** Start The input **
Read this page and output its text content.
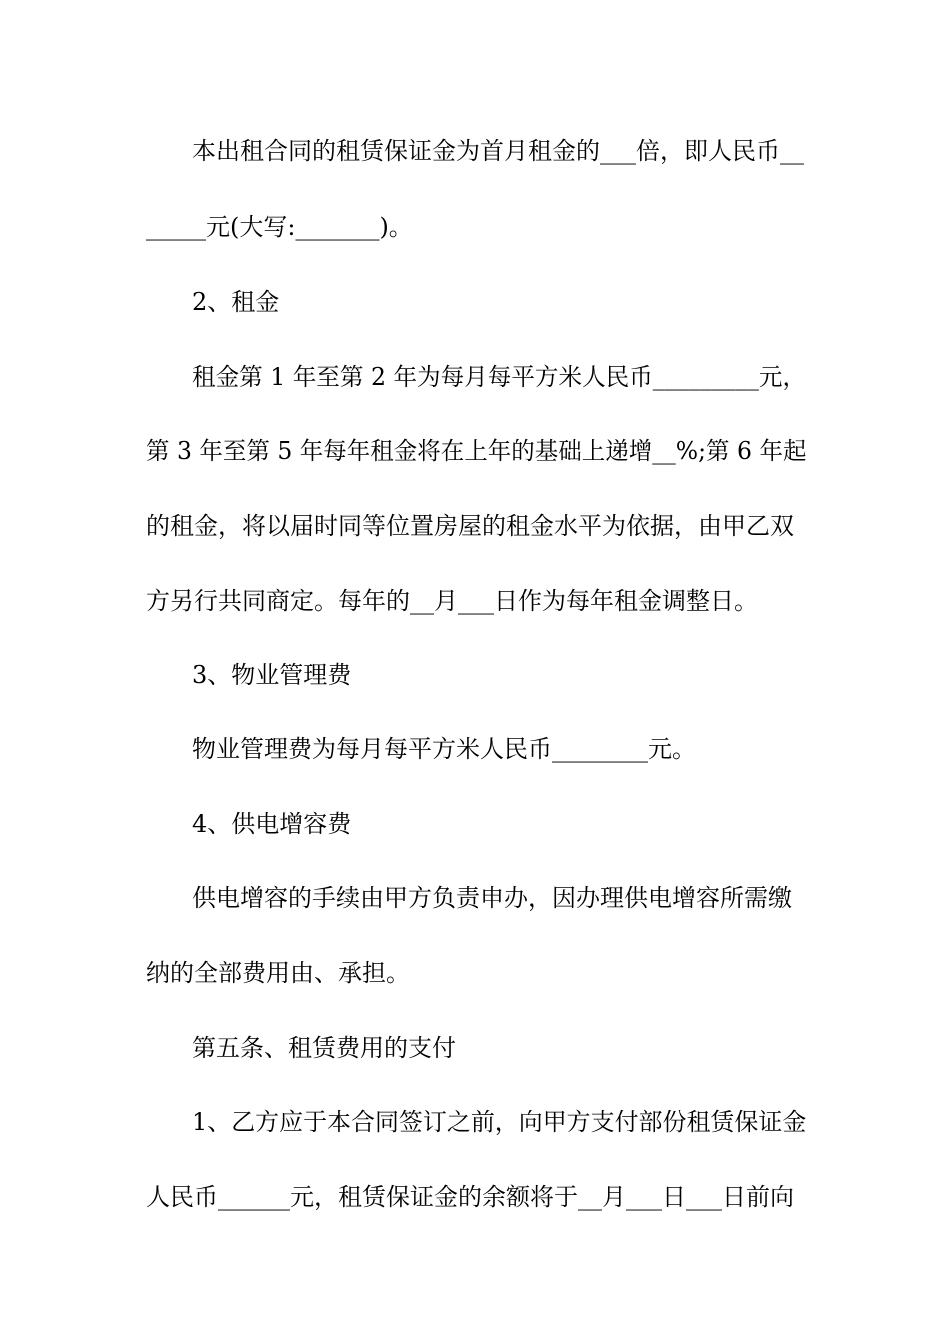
本出租合同的租赁保证金为首月租金的___倍，即人民币__
_____元(大写:_______)。
2、租金
租金第 1 年至第 2 年为每月每平方米人民币_________元，
第 3 年至第 5 年每年租金将在上年的基础上递增__%;第 6 年起
的租金，将以届时同等位置房屋的租金水平为依据，由甲乙双
方另行共同商定。每年的__月___日作为每年租金调整日。
3、物业管理费
物业管理费为每月每平方米人民币________元。
4、供电增容费
供电增容的手续由甲方负责申办，因办理供电增容所需缴
纳的全部费用由、承担。
第五条、租赁费用的支付
1、乙方应于本合同签订之前，向甲方支付部份租赁保证金
人民币______元，租赁保证金的余额将于__月___日___日前向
** End The input **
To be done:
Omit every image. Quote each record exactly.

Output for this task:
Read this page and output its text content.
本出租合同的租赁保证金为首月租金的___倍，即人民币__
_____元(大写:_______)。
2、租金
租金第 1 年至第 2 年为每月每平方米人民币_________元，
第 3 年至第 5 年每年租金将在上年的基础上递增__%;第 6 年起
的租金，将以届时同等位置房屋的租金水平为依据，由甲乙双
方另行共同商定。每年的__月___日作为每年租金调整日。
3、物业管理费
物业管理费为每月每平方米人民币________元。
4、供电增容费
供电增容的手续由甲方负责申办，因办理供电增容所需缴
纳的全部费用由、承担。
第五条、租赁费用的支付
1、乙方应于本合同签订之前，向甲方支付部份租赁保证金
人民币______元，租赁保证金的余额将于__月___日___日前向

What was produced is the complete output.